• **Task to complete**
Copy out each line of the material in which the word "Spirit" appears.

####################

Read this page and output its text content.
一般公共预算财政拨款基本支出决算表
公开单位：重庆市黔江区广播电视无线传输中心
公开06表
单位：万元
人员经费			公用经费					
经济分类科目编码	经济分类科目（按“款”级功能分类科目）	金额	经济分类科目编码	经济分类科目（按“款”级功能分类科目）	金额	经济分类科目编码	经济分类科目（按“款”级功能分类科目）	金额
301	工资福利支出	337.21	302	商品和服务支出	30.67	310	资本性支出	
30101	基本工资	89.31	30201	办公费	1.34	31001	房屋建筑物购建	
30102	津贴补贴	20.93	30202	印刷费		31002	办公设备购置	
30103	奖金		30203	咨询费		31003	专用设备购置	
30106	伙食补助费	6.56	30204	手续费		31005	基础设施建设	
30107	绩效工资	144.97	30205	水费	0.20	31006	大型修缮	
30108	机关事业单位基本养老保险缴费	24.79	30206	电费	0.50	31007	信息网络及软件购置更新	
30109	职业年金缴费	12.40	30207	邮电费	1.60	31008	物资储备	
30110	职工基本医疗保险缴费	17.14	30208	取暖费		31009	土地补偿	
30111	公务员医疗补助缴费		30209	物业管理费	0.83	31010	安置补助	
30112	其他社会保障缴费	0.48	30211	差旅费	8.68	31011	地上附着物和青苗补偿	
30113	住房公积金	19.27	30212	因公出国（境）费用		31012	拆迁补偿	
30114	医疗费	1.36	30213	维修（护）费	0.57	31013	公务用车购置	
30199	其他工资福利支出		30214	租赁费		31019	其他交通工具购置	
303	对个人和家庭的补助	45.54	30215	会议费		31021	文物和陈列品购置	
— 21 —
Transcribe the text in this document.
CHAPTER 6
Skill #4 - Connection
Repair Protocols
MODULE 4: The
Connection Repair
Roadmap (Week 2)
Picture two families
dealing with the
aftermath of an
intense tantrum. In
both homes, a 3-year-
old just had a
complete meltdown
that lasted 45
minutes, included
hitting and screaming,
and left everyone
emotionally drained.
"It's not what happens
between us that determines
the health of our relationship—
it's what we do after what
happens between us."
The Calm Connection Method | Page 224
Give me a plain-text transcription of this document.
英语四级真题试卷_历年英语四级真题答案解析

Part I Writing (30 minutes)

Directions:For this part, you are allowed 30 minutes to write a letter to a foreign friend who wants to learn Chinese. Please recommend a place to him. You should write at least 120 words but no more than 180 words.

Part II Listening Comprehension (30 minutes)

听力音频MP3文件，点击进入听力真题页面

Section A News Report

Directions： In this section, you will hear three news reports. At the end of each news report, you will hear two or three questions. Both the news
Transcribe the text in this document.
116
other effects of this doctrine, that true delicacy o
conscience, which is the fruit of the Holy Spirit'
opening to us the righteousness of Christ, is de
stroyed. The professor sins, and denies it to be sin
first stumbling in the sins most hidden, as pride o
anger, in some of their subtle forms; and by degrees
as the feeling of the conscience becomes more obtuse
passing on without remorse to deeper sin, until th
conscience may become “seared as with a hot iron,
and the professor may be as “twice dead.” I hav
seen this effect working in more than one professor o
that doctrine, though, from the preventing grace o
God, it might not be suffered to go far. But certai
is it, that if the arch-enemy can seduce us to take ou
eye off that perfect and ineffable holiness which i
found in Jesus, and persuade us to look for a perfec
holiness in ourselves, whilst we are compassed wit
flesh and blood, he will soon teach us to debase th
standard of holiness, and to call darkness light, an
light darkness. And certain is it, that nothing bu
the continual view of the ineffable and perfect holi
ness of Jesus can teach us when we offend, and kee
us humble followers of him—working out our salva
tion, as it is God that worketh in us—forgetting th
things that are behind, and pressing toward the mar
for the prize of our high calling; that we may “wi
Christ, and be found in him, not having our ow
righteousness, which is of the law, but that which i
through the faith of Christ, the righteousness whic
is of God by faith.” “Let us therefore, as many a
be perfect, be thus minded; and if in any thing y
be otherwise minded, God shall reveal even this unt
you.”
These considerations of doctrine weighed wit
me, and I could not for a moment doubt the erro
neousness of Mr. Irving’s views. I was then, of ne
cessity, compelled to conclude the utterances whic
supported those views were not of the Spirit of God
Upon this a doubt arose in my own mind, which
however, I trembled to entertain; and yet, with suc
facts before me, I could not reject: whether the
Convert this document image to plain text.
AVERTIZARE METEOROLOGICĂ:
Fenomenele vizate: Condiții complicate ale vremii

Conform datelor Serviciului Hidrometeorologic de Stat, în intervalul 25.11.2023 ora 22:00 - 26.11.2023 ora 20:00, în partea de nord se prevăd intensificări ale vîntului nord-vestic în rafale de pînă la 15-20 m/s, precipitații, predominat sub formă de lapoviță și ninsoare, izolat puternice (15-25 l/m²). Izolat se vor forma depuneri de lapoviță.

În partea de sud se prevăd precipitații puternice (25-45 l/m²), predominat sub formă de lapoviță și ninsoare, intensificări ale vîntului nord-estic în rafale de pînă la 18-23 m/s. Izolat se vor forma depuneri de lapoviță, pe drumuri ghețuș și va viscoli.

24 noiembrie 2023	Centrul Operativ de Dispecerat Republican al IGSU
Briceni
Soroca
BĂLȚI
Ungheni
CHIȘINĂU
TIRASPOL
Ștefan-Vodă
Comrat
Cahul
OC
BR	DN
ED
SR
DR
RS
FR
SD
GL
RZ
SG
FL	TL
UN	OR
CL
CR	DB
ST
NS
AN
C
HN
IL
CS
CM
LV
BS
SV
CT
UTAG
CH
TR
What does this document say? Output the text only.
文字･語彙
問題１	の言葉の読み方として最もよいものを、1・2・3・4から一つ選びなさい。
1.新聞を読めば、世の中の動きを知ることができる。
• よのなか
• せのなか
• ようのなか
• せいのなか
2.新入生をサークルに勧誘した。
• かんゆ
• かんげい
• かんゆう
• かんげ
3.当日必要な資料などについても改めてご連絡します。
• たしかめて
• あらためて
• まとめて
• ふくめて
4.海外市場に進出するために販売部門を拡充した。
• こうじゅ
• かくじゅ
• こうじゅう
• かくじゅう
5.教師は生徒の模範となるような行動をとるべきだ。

####################

• **Solution for this task**
conscience, which is the fruit of the Holy Spirit'
supported those views were not of the Spirit of God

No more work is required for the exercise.